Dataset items
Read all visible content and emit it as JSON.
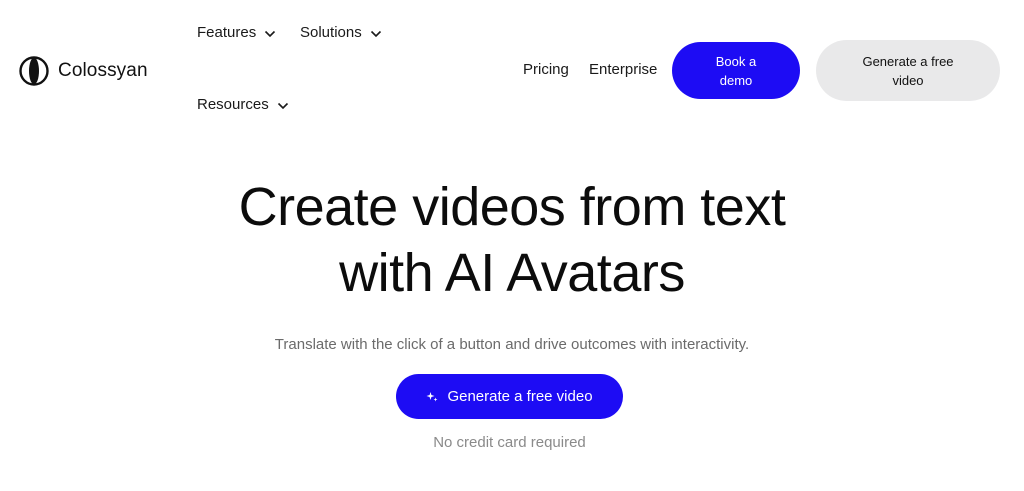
{
  "brand": {
    "name": "Colossyan",
    "logo_icon": "colossyan-logo-icon"
  },
  "nav": {
    "features": "Features",
    "solutions": "Solutions",
    "resources": "Resources",
    "pricing": "Pricing",
    "enterprise": "Enterprise",
    "book_demo": "Book a demo",
    "generate_free": "Generate a free video"
  },
  "hero": {
    "title_line1": "Create videos from text",
    "title_line2": "with AI Avatars",
    "subtitle": "Translate with the click of a button and drive outcomes with interactivity.",
    "cta": "Generate a free video",
    "cta_icon": "sparkle-icon",
    "note": "No credit card required"
  },
  "colors": {
    "primary": "#1d0cf4",
    "secondary_button": "#e9e9ea",
    "muted_text": "#6b6b6b"
  }
}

## GOAL OF THE EXERCISE
From the data above, write out everything exactly except the pictures.

## SOLUTION FOR THIS EXERCISE
Read all visible content and emit it as JSON.
{
  "brand": {
    "name": "Colossyan",
    "logo_icon": "colossyan-logo-icon"
  },
  "nav": {
    "features": "Features",
    "solutions": "Solutions",
    "resources": "Resources",
    "pricing": "Pricing",
    "enterprise": "Enterprise",
    "book_demo": "Book a demo",
    "generate_free": "Generate a free video"
  },
  "hero": {
    "title_line1": "Create videos from text",
    "title_line2": "with AI Avatars",
    "subtitle": "Translate with the click of a button and drive outcomes with interactivity.",
    "cta": "Generate a free video",
    "cta_icon": "sparkle-icon",
    "note": "No credit card required"
  },
  "colors": {
    "primary": "#1d0cf4",
    "secondary_button": "#e9e9ea",
    "muted_text": "#6b6b6b"
  }
}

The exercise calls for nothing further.